#### QUOTED PASSAGE:
************
The follow-up letter Ms. Darling sent on September 25, 2002 did specifically and clearly mention at least one adverse effect of non-attendance — that benefits are not payable for the period of non-attendance. However, the letter was not a renewed notice of an IE. Ms. Darling provided no new date for an IE. Instead, Ms. Darling set out the adverse effect and then put the onus on Mr. Olfati to set up an IE: "At this time, it is your responsibility to contact the writer (in writing) to reschedule the Insurer's Examination." I find that in these circumstances the additional information the second letter provided did not cure the defects of the notice.
Accordingly, I find that Smith applies and I agree with the reasoning of Antony.
I find that the notice was defective on another fundamental ground, as subsection 42(4) of the Schedule requires that the insurer "shall make reasonable efforts to schedule the examination for a time that is convenient for the insured person . . ." However, Ms. Darling's notice required Mr. Olfati to contact her:
If you cannot make this appointment, we require 72 hours notice and a valid reason for cancellation. If proper notification is not received you will be responsible for any cancellation fees.
************
(Structured page parsing data)
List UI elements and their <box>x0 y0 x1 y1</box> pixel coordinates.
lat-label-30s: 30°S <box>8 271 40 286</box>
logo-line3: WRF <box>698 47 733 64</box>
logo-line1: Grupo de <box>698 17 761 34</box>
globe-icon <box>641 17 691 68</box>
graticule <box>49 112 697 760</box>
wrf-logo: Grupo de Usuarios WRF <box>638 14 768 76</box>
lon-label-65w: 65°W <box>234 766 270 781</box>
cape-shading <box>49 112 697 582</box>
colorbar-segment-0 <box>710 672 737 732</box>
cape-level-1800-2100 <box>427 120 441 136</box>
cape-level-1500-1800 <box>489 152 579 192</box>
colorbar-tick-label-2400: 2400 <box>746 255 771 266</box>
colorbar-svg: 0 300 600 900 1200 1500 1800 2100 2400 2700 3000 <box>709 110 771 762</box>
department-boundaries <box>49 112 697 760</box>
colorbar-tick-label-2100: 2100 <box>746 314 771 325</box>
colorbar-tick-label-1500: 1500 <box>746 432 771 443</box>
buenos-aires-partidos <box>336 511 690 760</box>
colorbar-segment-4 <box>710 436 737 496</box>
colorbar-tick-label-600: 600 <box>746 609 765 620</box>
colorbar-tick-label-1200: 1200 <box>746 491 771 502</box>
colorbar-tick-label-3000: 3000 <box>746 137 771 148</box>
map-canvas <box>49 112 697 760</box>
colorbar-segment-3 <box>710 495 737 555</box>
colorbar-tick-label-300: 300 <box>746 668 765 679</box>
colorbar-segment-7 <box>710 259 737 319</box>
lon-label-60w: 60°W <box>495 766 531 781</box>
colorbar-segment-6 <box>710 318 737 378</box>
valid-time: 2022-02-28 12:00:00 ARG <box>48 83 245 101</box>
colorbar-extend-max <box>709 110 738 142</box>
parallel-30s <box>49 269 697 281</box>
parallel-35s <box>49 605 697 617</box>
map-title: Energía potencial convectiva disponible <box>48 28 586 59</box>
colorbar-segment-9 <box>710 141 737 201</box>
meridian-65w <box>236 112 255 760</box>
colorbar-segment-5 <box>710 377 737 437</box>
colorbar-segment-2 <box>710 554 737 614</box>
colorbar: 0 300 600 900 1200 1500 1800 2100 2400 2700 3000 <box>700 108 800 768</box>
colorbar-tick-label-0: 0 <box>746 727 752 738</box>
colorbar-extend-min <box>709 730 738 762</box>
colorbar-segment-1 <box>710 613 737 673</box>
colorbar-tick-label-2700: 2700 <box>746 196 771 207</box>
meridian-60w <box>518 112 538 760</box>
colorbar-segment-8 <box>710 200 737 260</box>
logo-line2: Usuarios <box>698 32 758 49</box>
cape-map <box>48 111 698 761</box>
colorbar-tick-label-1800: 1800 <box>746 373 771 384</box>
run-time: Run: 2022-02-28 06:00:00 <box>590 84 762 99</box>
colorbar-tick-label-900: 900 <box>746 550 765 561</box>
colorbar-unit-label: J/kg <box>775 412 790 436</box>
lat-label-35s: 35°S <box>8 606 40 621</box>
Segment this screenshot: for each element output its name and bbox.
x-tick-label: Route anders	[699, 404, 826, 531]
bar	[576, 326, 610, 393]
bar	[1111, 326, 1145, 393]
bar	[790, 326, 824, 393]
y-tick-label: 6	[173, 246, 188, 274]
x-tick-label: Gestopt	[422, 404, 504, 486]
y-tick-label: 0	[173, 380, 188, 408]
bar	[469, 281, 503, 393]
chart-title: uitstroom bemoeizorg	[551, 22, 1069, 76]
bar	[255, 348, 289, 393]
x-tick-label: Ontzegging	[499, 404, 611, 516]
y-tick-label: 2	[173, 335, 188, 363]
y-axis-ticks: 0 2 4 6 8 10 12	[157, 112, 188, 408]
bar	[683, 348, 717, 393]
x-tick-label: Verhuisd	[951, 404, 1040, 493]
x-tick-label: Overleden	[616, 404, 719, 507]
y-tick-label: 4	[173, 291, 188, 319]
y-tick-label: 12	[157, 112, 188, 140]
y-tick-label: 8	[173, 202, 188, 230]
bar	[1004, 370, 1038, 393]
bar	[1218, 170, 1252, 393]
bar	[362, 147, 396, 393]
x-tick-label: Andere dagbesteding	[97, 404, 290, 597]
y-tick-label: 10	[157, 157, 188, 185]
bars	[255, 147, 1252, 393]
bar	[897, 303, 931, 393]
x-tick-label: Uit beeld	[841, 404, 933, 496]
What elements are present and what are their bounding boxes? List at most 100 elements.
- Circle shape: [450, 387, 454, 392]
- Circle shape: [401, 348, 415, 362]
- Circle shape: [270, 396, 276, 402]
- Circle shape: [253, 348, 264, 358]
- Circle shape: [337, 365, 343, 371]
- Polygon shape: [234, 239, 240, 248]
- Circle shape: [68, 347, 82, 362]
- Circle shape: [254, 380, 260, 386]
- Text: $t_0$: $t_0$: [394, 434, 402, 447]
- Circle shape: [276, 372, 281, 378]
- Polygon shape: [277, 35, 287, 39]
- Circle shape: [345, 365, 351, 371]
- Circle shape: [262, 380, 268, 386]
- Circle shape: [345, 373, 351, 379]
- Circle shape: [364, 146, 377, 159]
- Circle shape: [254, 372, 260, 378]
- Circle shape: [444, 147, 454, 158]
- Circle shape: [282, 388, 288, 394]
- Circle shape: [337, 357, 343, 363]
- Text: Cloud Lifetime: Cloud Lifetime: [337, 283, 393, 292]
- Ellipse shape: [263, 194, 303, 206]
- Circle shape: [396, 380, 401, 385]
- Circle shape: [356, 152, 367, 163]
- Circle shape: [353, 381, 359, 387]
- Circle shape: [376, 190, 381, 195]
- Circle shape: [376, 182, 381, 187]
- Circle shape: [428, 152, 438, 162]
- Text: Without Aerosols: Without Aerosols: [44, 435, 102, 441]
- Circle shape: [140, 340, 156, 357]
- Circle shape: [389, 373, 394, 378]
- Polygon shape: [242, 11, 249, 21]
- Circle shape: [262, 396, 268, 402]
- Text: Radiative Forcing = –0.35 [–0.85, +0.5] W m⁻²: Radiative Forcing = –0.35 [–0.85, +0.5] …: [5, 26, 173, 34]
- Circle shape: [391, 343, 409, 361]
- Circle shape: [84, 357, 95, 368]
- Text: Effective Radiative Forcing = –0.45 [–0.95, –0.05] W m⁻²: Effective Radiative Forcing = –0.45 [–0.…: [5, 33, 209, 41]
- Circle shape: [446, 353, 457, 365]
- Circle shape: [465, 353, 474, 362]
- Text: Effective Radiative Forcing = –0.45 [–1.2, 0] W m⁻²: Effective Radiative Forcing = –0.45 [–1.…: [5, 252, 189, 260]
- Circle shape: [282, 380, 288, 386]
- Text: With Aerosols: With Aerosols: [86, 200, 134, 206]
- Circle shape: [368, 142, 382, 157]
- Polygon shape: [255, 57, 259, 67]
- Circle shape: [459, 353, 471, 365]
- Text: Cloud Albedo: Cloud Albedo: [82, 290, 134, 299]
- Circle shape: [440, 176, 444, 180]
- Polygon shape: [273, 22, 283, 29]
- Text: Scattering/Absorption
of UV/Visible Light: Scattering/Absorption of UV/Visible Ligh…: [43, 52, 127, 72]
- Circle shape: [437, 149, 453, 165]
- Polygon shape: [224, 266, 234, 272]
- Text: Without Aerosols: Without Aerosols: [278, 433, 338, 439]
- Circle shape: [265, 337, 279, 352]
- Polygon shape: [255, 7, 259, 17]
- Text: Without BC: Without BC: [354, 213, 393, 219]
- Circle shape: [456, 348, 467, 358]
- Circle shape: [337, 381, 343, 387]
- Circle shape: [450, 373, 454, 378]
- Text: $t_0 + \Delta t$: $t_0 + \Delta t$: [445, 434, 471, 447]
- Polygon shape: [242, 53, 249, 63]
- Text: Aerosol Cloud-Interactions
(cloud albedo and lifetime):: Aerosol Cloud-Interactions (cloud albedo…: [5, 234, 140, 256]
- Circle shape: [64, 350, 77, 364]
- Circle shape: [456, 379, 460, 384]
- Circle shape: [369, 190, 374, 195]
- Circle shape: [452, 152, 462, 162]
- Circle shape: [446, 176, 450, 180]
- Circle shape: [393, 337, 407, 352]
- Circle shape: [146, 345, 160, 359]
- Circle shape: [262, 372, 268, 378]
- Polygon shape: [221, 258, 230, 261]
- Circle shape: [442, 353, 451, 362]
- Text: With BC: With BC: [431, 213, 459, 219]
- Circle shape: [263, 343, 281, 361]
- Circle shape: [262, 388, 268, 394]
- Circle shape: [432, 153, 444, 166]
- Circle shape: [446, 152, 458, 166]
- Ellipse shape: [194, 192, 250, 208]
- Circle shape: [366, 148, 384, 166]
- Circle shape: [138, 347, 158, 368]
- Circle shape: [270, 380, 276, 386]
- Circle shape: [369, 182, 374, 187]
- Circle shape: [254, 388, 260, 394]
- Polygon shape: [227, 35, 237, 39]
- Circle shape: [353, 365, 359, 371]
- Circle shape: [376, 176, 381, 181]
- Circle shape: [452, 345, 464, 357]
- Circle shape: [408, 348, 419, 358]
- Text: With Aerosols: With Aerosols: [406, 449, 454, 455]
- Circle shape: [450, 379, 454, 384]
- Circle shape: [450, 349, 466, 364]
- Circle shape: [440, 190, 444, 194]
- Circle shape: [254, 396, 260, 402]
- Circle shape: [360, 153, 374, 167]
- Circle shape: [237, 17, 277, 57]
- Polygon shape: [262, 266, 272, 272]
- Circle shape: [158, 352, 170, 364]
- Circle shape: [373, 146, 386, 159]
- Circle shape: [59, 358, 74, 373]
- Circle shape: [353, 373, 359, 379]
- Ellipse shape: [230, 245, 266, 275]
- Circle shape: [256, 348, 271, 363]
************
#### TASK LIST:
A – Summarize the passage on the insurer's examination notice in two sentences.
B – Transcribe the passage on the insurer's examination notice word for word, from "The follow-up letter" to "reasoning of Antony.".

#### RESPONSES TO THE EXERCISE:
A – Ms. Darling's follow-up letter of September 25, 2002 stated that benefits are not payable for the period of non-attendance, but it gave no new date for an insurer's examination and instead made Mr. Olfati responsible for rescheduling it, so it did not cure the defects of the notice. The notice was also defective because subsection 42(4) of the Schedule requires the insurer to make reasonable efforts to schedule the examination at a time convenient for the insured person, yet Ms. Darling's notice required Mr. Olfati to contact her.

B –
The follow-up letter Ms. Darling sent on September 25, 2002 did specifically and clearly mention at least one adverse effect of non-attendance — that benefits are not payable for the period of non-attendance. However, the letter was not a renewed notice of an IE. Ms. Darling provided no new date for an IE. Instead, Ms. Darling set out the adverse effect and then put the onus on Mr. Olfati to set up an IE: "At this time, it is your responsibility to contact the writer (in writing) to reschedule the Insurer's Examination." I find that in these circumstances the additional information the second letter provided did not cure the defects of the notice.
Accordingly, I find that Smith applies and I agree with the reasoning of Antony.